(Records)
<<<<

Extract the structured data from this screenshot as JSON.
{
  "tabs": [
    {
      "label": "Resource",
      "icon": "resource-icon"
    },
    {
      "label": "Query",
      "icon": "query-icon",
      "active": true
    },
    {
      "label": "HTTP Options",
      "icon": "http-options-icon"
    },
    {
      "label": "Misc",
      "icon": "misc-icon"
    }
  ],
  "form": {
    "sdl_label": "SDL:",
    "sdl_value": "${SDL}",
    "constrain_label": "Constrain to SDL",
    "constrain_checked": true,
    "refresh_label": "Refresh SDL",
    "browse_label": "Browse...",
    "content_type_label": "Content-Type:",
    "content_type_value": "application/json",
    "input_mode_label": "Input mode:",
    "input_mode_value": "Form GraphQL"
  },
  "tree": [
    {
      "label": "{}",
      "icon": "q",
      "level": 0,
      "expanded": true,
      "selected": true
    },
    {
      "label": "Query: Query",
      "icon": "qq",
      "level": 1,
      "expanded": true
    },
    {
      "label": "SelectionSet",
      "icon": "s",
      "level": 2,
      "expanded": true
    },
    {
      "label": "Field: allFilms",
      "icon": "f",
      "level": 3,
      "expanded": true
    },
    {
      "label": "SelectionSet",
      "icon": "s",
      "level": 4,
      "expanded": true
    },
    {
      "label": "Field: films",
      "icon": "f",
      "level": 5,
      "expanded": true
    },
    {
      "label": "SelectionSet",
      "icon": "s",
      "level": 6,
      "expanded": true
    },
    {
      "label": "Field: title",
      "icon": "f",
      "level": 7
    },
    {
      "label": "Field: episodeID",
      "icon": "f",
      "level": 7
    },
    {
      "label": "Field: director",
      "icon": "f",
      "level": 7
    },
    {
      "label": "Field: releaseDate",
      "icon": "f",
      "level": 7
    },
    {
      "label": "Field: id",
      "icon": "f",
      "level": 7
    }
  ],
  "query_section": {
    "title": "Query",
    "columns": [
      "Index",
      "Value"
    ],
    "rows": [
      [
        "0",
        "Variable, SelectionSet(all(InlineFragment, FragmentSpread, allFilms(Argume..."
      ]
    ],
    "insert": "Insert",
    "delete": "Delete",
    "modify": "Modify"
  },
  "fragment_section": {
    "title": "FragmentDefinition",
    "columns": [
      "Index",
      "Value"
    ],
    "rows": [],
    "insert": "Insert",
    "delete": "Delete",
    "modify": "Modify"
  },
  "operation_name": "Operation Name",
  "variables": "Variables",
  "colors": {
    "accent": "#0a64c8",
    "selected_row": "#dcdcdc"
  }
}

>>>>

Hand back the material above in full, exactly as written.

SOLUTION BELOW:
Extract the structured data from this screenshot as JSON.
{
  "tabs": [
    {
      "label": "Resource",
      "icon": "resource-icon"
    },
    {
      "label": "Query",
      "icon": "query-icon",
      "active": true
    },
    {
      "label": "HTTP Options",
      "icon": "http-options-icon"
    },
    {
      "label": "Misc",
      "icon": "misc-icon"
    }
  ],
  "form": {
    "sdl_label": "SDL:",
    "sdl_value": "${SDL}",
    "constrain_label": "Constrain to SDL",
    "constrain_checked": true,
    "refresh_label": "Refresh SDL",
    "browse_label": "Browse...",
    "content_type_label": "Content-Type:",
    "content_type_value": "application/json",
    "input_mode_label": "Input mode:",
    "input_mode_value": "Form GraphQL"
  },
  "tree": [
    {
      "label": "{}",
      "icon": "q",
      "level": 0,
      "expanded": true,
      "selected": true
    },
    {
      "label": "Query: Query",
      "icon": "qq",
      "level": 1,
      "expanded": true
    },
    {
      "label": "SelectionSet",
      "icon": "s",
      "level": 2,
      "expanded": true
    },
    {
      "label": "Field: allFilms",
      "icon": "f",
      "level": 3,
      "expanded": true
    },
    {
      "label": "SelectionSet",
      "icon": "s",
      "level": 4,
      "expanded": true
    },
    {
      "label": "Field: films",
      "icon": "f",
      "level": 5,
      "expanded": true
    },
    {
      "label": "SelectionSet",
      "icon": "s",
      "level": 6,
      "expanded": true
    },
    {
      "label": "Field: title",
      "icon": "f",
      "level": 7
    },
    {
      "label": "Field: episodeID",
      "icon": "f",
      "level": 7
    },
    {
      "label": "Field: director",
      "icon": "f",
      "level": 7
    },
    {
      "label": "Field: releaseDate",
      "icon": "f",
      "level": 7
    },
    {
      "label": "Field: id",
      "icon": "f",
      "level": 7
    }
  ],
  "query_section": {
    "title": "Query",
    "columns": [
      "Index",
      "Value"
    ],
    "rows": [
      [
        "0",
        "Variable, SelectionSet(all(InlineFragment, FragmentSpread, allFilms(Argume..."
      ]
    ],
    "insert": "Insert",
    "delete": "Delete",
    "modify": "Modify"
  },
  "fragment_section": {
    "title": "FragmentDefinition",
    "columns": [
      "Index",
      "Value"
    ],
    "rows": [],
    "insert": "Insert",
    "delete": "Delete",
    "modify": "Modify"
  },
  "operation_name": "Operation Name",
  "variables": "Variables",
  "colors": {
    "accent": "#0a64c8",
    "selected_row": "#dcdcdc"
  }
}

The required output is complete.